* begin DATA FOR THIS TASK *

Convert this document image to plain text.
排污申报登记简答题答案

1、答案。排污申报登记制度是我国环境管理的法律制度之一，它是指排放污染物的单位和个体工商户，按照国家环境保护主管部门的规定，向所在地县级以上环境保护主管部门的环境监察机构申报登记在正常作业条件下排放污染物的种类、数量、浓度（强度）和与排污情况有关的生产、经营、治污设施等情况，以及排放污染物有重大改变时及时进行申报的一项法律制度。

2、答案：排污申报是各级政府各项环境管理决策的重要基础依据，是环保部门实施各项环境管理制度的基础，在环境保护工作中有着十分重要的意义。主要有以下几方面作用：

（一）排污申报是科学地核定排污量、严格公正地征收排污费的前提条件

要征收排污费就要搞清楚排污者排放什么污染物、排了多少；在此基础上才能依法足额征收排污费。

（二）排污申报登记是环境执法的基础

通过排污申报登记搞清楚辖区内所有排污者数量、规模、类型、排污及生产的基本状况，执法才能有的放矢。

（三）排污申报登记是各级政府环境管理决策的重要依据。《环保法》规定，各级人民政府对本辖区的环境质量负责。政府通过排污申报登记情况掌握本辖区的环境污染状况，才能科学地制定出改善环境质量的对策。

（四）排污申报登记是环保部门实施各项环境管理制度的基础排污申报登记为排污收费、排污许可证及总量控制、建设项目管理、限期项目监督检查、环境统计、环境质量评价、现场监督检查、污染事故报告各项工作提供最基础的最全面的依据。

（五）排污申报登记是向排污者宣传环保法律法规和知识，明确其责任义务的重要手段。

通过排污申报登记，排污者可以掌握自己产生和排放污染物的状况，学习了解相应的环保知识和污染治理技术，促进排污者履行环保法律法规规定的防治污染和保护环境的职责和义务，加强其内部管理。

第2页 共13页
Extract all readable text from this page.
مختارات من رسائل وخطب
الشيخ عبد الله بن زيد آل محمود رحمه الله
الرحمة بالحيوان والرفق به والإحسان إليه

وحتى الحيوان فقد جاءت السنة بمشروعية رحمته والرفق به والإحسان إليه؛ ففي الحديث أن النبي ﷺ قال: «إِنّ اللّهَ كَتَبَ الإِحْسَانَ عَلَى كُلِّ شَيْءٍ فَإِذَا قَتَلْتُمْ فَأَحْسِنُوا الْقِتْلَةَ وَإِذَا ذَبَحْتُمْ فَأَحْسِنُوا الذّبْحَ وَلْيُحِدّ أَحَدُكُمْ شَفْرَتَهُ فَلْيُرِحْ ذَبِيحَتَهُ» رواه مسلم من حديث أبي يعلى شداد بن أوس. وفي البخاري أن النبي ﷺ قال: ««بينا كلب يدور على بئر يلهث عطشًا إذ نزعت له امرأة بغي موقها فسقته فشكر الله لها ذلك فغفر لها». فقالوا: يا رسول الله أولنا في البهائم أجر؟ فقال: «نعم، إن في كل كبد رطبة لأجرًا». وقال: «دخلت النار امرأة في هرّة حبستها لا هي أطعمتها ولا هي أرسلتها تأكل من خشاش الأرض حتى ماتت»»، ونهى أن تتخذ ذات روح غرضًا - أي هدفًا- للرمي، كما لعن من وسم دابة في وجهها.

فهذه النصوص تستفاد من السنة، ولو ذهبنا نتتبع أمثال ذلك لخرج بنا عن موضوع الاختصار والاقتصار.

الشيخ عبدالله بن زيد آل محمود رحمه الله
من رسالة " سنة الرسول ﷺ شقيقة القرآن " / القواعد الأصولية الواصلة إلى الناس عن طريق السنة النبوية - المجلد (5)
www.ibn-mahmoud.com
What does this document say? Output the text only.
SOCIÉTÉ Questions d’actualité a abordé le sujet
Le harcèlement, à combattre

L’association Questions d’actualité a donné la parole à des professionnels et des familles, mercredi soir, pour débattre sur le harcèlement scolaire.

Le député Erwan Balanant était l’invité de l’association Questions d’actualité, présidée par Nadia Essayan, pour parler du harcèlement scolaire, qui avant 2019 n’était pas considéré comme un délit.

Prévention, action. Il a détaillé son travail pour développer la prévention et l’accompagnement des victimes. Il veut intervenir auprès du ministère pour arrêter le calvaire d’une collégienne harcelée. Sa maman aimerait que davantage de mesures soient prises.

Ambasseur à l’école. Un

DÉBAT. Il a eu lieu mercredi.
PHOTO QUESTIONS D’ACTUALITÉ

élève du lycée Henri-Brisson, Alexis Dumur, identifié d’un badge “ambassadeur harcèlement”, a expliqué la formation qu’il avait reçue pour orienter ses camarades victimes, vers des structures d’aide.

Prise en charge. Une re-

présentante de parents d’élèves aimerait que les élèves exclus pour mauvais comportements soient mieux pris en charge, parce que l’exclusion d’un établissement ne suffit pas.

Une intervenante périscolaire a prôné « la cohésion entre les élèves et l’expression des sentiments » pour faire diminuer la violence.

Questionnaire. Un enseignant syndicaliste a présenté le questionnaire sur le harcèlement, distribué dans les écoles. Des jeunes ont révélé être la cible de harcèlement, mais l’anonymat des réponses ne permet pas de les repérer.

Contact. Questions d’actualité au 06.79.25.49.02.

* end DATA FOR THIS TASK *

◆ GIVEN PROBLEM ◆
Reproduce exactly the lines from the one with "What does this" through the end of the entries above, both ends included.

◆ THE RESPONSE ◆
What does this document say? Output the text only.
SOCIÉTÉ Questions d’actualité a abordé le sujet
Le harcèlement, à combattre

L’association Questions d’actualité a donné la parole à des professionnels et des familles, mercredi soir, pour débattre sur le harcèlement scolaire.

Le député Erwan Balanant était l’invité de l’association Questions d’actualité, présidée par Nadia Essayan, pour parler du harcèlement scolaire, qui avant 2019 n’était pas considéré comme un délit.

Prévention, action. Il a détaillé son travail pour développer la prévention et l’accompagnement des victimes. Il veut intervenir auprès du ministère pour arrêter le calvaire d’une collégienne harcelée. Sa maman aimerait que davantage de mesures soient prises.

Ambasseur à l’école. Un

DÉBAT. Il a eu lieu mercredi.
PHOTO QUESTIONS D’ACTUALITÉ

élève du lycée Henri-Brisson, Alexis Dumur, identifié d’un badge “ambassadeur harcèlement”, a expliqué la formation qu’il avait reçue pour orienter ses camarades victimes, vers des structures d’aide.

Prise en charge. Une re-

présentante de parents d’élèves aimerait que les élèves exclus pour mauvais comportements soient mieux pris en charge, parce que l’exclusion d’un établissement ne suffit pas.

Une intervenante périscolaire a prôné « la cohésion entre les élèves et l’expression des sentiments » pour faire diminuer la violence.

Questionnaire. Un enseignant syndicaliste a présenté le questionnaire sur le harcèlement, distribué dans les écoles. Des jeunes ont révélé être la cible de harcèlement, mais l’anonymat des réponses ne permet pas de les repérer.

Contact. Questions d’actualité au 06.79.25.49.02.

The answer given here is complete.